──────── Data provided

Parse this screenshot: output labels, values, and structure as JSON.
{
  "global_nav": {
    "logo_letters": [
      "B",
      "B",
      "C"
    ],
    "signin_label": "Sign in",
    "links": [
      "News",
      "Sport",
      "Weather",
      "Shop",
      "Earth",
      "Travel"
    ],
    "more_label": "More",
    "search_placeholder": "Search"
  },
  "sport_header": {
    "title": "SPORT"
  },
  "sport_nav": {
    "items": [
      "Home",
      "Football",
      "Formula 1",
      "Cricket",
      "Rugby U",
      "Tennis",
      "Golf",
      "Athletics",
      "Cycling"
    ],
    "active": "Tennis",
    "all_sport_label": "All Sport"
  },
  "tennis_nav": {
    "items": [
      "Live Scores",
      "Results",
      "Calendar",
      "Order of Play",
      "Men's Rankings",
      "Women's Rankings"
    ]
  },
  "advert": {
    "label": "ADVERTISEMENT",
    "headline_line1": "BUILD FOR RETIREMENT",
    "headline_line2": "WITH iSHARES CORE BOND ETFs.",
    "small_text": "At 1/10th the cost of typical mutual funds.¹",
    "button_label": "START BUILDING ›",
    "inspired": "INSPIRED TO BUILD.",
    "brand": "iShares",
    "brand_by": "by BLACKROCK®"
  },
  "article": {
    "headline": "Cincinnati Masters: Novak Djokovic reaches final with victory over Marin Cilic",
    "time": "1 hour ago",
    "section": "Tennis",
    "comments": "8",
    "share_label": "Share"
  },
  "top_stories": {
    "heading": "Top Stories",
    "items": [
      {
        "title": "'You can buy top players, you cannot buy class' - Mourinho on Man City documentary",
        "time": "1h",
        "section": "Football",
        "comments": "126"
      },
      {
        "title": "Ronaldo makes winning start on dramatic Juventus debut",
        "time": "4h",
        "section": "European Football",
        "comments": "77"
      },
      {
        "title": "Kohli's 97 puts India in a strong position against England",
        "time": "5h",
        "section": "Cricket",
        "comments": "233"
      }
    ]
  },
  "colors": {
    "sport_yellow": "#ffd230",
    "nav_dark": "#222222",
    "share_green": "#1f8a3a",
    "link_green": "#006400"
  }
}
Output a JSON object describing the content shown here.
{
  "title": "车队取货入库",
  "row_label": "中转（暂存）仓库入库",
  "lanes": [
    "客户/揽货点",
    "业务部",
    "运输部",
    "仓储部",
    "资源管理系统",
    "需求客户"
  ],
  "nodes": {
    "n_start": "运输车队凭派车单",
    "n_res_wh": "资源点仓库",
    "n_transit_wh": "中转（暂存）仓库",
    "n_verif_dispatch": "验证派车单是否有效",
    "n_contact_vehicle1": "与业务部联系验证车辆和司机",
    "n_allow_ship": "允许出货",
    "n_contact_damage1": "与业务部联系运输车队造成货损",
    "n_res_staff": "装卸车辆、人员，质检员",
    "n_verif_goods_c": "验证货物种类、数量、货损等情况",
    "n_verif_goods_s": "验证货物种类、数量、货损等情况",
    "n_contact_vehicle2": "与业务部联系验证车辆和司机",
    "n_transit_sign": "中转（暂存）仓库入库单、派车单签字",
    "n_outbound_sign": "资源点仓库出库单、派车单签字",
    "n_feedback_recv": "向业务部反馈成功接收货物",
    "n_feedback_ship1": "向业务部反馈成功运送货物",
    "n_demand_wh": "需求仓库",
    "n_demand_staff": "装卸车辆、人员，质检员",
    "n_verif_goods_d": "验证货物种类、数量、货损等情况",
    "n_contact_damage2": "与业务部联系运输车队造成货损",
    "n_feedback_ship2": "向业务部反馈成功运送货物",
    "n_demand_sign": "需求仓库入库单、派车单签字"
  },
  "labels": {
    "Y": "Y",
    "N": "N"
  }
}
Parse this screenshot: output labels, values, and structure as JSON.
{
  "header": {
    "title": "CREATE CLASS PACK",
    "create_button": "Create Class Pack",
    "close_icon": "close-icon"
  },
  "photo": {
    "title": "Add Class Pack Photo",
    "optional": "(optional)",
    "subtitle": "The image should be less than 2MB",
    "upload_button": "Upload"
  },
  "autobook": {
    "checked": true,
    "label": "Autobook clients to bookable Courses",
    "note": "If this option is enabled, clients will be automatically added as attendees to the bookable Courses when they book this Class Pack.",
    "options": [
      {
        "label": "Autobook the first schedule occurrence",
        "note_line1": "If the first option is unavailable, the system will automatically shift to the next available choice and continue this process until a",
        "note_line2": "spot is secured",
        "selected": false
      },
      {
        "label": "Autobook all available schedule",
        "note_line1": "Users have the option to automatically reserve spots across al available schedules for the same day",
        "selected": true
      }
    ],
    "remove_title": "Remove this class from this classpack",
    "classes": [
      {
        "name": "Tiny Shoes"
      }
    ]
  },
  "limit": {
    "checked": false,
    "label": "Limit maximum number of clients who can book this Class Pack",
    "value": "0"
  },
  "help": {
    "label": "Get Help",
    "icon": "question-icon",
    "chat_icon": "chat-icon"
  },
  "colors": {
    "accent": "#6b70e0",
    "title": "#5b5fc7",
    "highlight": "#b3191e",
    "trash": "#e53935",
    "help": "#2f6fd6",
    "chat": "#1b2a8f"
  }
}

────────────────

◆ **Stated task**: Extract all of the data above without altering anything.

◆ **Solution to this task**:
Parse this screenshot: output labels, values, and structure as JSON.
{
  "global_nav": {
    "logo_letters": [
      "B",
      "B",
      "C"
    ],
    "signin_label": "Sign in",
    "links": [
      "News",
      "Sport",
      "Weather",
      "Shop",
      "Earth",
      "Travel"
    ],
    "more_label": "More",
    "search_placeholder": "Search"
  },
  "sport_header": {
    "title": "SPORT"
  },
  "sport_nav": {
    "items": [
      "Home",
      "Football",
      "Formula 1",
      "Cricket",
      "Rugby U",
      "Tennis",
      "Golf",
      "Athletics",
      "Cycling"
    ],
    "active": "Tennis",
    "all_sport_label": "All Sport"
  },
  "tennis_nav": {
    "items": [
      "Live Scores",
      "Results",
      "Calendar",
      "Order of Play",
      "Men's Rankings",
      "Women's Rankings"
    ]
  },
  "advert": {
    "label": "ADVERTISEMENT",
    "headline_line1": "BUILD FOR RETIREMENT",
    "headline_line2": "WITH iSHARES CORE BOND ETFs.",
    "small_text": "At 1/10th the cost of typical mutual funds.¹",
    "button_label": "START BUILDING ›",
    "inspired": "INSPIRED TO BUILD.",
    "brand": "iShares",
    "brand_by": "by BLACKROCK®"
  },
  "article": {
    "headline": "Cincinnati Masters: Novak Djokovic reaches final with victory over Marin Cilic",
    "time": "1 hour ago",
    "section": "Tennis",
    "comments": "8",
    "share_label": "Share"
  },
  "top_stories": {
    "heading": "Top Stories",
    "items": [
      {
        "title": "'You can buy top players, you cannot buy class' - Mourinho on Man City documentary",
        "time": "1h",
        "section": "Football",
        "comments": "126"
      },
      {
        "title": "Ronaldo makes winning start on dramatic Juventus debut",
        "time": "4h",
        "section": "European Football",
        "comments": "77"
      },
      {
        "title": "Kohli's 97 puts India in a strong position against England",
        "time": "5h",
        "section": "Cricket",
        "comments": "233"
      }
    ]
  },
  "colors": {
    "sport_yellow": "#ffd230",
    "nav_dark": "#222222",
    "share_green": "#1f8a3a",
    "link_green": "#006400"
  }
}
Output a JSON object describing the content shown here.
{
  "title": "车队取货入库",
  "row_label": "中转（暂存）仓库入库",
  "lanes": [
    "客户/揽货点",
    "业务部",
    "运输部",
    "仓储部",
    "资源管理系统",
    "需求客户"
  ],
  "nodes": {
    "n_start": "运输车队凭派车单",
    "n_res_wh": "资源点仓库",
    "n_transit_wh": "中转（暂存）仓库",
    "n_verif_dispatch": "验证派车单是否有效",
    "n_contact_vehicle1": "与业务部联系验证车辆和司机",
    "n_allow_ship": "允许出货",
    "n_contact_damage1": "与业务部联系运输车队造成货损",
    "n_res_staff": "装卸车辆、人员，质检员",
    "n_verif_goods_c": "验证货物种类、数量、货损等情况",
    "n_verif_goods_s": "验证货物种类、数量、货损等情况",
    "n_contact_vehicle2": "与业务部联系验证车辆和司机",
    "n_transit_sign": "中转（暂存）仓库入库单、派车单签字",
    "n_outbound_sign": "资源点仓库出库单、派车单签字",
    "n_feedback_recv": "向业务部反馈成功接收货物",
    "n_feedback_ship1": "向业务部反馈成功运送货物",
    "n_demand_wh": "需求仓库",
    "n_demand_staff": "装卸车辆、人员，质检员",
    "n_verif_goods_d": "验证货物种类、数量、货损等情况",
    "n_contact_damage2": "与业务部联系运输车队造成货损",
    "n_feedback_ship2": "向业务部反馈成功运送货物",
    "n_demand_sign": "需求仓库入库单、派车单签字"
  },
  "labels": {
    "Y": "Y",
    "N": "N"
  }
}
Parse this screenshot: output labels, values, and structure as JSON.
{
  "header": {
    "title": "CREATE CLASS PACK",
    "create_button": "Create Class Pack",
    "close_icon": "close-icon"
  },
  "photo": {
    "title": "Add Class Pack Photo",
    "optional": "(optional)",
    "subtitle": "The image should be less than 2MB",
    "upload_button": "Upload"
  },
  "autobook": {
    "checked": true,
    "label": "Autobook clients to bookable Courses",
    "note": "If this option is enabled, clients will be automatically added as attendees to the bookable Courses when they book this Class Pack.",
    "options": [
      {
        "label": "Autobook the first schedule occurrence",
        "note_line1": "If the first option is unavailable, the system will automatically shift to the next available choice and continue this process until a",
        "note_line2": "spot is secured",
        "selected": false
      },
      {
        "label": "Autobook all available schedule",
        "note_line1": "Users have the option to automatically reserve spots across al available schedules for the same day",
        "selected": true
      }
    ],
    "remove_title": "Remove this class from this classpack",
    "classes": [
      {
        "name": "Tiny Shoes"
      }
    ]
  },
  "limit": {
    "checked": false,
    "label": "Limit maximum number of clients who can book this Class Pack",
    "value": "0"
  },
  "help": {
    "label": "Get Help",
    "icon": "question-icon",
    "chat_icon": "chat-icon"
  },
  "colors": {
    "accent": "#6b70e0",
    "title": "#5b5fc7",
    "highlight": "#b3191e",
    "trash": "#e53935",
    "help": "#2f6fd6",
    "chat": "#1b2a8f"
  }
}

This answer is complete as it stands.